■ EXERCISE OBJECTIVE ■
Everything in the listing must be repeated word for word.

■ RECORDS PROVIDED ■
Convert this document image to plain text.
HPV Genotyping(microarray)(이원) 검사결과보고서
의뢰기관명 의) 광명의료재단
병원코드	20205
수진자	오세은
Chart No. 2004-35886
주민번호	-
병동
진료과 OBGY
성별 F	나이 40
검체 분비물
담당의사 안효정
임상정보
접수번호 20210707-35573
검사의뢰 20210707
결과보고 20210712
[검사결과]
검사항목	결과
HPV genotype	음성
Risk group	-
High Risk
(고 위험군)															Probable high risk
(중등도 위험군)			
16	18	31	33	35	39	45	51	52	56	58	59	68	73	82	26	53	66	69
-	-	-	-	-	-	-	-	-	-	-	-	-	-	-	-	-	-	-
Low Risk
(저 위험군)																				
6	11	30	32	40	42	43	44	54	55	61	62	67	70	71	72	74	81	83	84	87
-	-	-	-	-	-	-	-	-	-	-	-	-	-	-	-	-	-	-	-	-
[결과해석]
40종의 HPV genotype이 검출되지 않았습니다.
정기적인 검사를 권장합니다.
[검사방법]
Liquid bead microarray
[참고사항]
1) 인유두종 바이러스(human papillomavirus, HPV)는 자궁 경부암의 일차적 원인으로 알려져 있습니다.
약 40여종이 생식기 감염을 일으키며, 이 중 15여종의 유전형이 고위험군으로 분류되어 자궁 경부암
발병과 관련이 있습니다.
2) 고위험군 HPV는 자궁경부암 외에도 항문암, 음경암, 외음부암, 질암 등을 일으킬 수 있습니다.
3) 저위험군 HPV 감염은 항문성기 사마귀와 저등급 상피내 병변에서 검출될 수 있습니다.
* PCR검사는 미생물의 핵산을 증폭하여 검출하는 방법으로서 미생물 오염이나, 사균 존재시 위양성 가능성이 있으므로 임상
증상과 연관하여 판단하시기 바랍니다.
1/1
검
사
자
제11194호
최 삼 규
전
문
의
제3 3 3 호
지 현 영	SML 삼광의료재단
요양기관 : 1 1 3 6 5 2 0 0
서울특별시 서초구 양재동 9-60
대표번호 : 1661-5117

■ RESPONSE TO THE TASK ■
Convert this document image to plain text.
HPV Genotyping(microarray)(이원) 검사결과보고서
의뢰기관명 의) 광명의료재단
병원코드	20205
수진자	오세은
Chart No. 2004-35886
주민번호	-
병동
진료과 OBGY
성별 F	나이 40
검체 분비물
담당의사 안효정
임상정보
접수번호 20210707-35573
검사의뢰 20210707
결과보고 20210712
[검사결과]
검사항목	결과
HPV genotype	음성
Risk group	-
High Risk
(고 위험군)															Probable high risk
(중등도 위험군)			
16	18	31	33	35	39	45	51	52	56	58	59	68	73	82	26	53	66	69
-	-	-	-	-	-	-	-	-	-	-	-	-	-	-	-	-	-	-
Low Risk
(저 위험군)																				
6	11	30	32	40	42	43	44	54	55	61	62	67	70	71	72	74	81	83	84	87
-	-	-	-	-	-	-	-	-	-	-	-	-	-	-	-	-	-	-	-	-
[결과해석]
40종의 HPV genotype이 검출되지 않았습니다.
정기적인 검사를 권장합니다.
[검사방법]
Liquid bead microarray
[참고사항]
1) 인유두종 바이러스(human papillomavirus, HPV)는 자궁 경부암의 일차적 원인으로 알려져 있습니다.
약 40여종이 생식기 감염을 일으키며, 이 중 15여종의 유전형이 고위험군으로 분류되어 자궁 경부암
발병과 관련이 있습니다.
2) 고위험군 HPV는 자궁경부암 외에도 항문암, 음경암, 외음부암, 질암 등을 일으킬 수 있습니다.
3) 저위험군 HPV 감염은 항문성기 사마귀와 저등급 상피내 병변에서 검출될 수 있습니다.
* PCR검사는 미생물의 핵산을 증폭하여 검출하는 방법으로서 미생물 오염이나, 사균 존재시 위양성 가능성이 있으므로 임상
증상과 연관하여 판단하시기 바랍니다.
1/1
검
사
자
제11194호
최 삼 규
전
문
의
제3 3 3 호
지 현 영	SML 삼광의료재단
요양기관 : 1 1 3 6 5 2 0 0
서울특별시 서초구 양재동 9-60
대표번호 : 1661-5117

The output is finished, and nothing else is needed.